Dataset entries
-- START --

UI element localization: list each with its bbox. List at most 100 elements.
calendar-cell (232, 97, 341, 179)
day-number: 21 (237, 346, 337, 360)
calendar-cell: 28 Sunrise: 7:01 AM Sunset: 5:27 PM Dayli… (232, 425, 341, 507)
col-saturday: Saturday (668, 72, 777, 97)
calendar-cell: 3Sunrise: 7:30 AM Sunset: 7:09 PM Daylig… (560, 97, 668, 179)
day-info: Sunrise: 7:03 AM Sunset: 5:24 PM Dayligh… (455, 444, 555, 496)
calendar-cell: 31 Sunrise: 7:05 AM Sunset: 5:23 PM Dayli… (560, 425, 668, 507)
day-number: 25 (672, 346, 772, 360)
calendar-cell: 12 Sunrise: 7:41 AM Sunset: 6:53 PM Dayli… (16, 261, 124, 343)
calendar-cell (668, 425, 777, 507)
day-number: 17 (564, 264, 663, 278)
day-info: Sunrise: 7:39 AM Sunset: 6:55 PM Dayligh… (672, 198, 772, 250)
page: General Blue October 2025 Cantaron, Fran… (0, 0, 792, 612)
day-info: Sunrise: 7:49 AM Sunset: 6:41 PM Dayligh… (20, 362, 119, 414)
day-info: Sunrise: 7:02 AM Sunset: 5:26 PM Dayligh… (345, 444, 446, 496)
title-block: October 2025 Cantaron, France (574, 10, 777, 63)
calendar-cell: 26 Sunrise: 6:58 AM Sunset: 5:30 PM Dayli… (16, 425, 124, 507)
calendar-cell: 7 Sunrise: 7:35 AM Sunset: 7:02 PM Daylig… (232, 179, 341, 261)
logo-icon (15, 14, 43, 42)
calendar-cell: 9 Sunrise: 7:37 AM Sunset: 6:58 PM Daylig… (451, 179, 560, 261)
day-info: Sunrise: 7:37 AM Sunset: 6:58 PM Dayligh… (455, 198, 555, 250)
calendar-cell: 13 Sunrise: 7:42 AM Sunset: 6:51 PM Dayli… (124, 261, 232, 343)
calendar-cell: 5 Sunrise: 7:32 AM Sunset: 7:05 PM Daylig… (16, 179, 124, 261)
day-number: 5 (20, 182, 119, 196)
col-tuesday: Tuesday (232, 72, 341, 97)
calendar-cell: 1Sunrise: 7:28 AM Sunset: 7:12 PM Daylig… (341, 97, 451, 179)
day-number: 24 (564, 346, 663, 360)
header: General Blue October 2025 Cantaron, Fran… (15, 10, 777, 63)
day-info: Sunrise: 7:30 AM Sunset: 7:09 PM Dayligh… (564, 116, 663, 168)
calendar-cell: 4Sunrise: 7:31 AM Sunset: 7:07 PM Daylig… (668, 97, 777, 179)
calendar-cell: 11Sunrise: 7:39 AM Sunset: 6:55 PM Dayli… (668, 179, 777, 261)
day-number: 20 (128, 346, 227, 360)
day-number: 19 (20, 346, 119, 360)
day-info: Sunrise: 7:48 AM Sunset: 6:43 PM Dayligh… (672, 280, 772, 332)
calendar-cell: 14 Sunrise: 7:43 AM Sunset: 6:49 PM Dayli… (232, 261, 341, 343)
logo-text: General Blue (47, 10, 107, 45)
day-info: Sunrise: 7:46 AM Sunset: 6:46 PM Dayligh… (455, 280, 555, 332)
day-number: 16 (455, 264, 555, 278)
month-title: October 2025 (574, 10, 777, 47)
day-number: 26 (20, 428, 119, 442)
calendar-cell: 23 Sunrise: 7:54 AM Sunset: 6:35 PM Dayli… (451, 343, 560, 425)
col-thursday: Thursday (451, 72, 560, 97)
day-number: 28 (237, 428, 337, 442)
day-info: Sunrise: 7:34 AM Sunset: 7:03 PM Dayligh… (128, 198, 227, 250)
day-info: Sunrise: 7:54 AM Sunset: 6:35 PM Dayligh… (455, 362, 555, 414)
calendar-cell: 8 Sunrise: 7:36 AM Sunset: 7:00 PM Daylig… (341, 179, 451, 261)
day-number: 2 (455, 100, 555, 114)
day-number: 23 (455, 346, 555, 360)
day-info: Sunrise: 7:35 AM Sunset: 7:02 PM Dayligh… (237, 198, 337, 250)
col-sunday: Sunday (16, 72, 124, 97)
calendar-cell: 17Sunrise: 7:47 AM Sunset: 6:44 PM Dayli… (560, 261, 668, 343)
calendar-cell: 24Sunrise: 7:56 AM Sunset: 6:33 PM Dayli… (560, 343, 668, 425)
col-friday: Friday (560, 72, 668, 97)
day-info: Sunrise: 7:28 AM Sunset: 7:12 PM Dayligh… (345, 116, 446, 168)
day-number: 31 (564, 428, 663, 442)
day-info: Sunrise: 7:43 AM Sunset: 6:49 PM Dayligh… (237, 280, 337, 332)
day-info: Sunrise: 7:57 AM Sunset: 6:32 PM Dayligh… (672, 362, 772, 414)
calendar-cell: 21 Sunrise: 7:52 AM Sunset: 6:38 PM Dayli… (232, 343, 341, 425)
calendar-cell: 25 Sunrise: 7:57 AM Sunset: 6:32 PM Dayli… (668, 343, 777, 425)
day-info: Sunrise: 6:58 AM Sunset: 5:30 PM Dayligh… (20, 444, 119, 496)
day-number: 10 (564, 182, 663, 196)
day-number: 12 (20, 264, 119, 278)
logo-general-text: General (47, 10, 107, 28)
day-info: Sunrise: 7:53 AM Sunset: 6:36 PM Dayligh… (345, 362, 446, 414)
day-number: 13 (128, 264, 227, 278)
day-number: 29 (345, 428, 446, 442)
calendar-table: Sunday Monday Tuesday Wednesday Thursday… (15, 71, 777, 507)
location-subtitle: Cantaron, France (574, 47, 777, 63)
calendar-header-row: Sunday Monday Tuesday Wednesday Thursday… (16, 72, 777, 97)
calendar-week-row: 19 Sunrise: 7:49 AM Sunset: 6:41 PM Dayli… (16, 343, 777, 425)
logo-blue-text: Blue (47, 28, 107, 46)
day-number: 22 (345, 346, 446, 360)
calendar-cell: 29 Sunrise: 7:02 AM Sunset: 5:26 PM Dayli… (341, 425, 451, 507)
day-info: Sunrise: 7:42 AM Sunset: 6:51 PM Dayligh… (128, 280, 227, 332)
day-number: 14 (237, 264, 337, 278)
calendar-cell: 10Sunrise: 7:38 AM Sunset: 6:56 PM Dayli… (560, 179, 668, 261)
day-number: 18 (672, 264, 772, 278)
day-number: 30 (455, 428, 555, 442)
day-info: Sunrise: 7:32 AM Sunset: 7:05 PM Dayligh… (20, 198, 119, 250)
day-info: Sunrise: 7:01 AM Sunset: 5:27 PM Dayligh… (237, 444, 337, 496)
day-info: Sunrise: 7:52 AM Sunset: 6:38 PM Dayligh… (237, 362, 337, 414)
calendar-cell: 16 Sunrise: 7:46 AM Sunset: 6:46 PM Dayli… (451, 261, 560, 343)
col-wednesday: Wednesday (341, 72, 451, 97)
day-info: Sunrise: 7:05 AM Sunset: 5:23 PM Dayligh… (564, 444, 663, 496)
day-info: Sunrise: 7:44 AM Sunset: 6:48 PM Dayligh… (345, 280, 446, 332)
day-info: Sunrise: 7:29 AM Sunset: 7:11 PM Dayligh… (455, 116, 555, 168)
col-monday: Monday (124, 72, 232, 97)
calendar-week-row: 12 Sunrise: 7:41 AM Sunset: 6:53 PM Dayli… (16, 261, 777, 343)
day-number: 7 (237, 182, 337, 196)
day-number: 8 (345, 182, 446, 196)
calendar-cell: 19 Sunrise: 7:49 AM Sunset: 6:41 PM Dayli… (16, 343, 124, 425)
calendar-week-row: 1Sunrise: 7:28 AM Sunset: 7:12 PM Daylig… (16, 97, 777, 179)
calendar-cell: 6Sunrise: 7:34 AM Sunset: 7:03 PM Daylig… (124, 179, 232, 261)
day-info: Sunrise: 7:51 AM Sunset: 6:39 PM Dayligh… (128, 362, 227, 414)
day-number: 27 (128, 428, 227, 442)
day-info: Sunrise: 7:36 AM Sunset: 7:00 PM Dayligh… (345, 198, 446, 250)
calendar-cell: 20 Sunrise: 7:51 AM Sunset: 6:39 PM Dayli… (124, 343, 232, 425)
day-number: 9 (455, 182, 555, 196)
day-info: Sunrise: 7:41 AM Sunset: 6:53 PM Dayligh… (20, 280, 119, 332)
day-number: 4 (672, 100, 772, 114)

-- END --

● **Given problem**
Copy the records from the first line through the line containing "calendar-cell: 3Sunrise: 7:30", substituting "Dusk" for every "Sunset" and leaving all else unchanged.

● **Answer to this exercise**
UI element localization: list each with its bbox. List at most 100 elements.
calendar-cell (232, 97, 341, 179)
day-number: 21 (237, 346, 337, 360)
calendar-cell: 28 Sunrise: 7:01 AM Dusk: 5:27 PM Dayli… (232, 425, 341, 507)
col-saturday: Saturday (668, 72, 777, 97)
calendar-cell: 3Sunrise: 7:30 AM Dusk: 7:09 PM Daylig… (560, 97, 668, 179)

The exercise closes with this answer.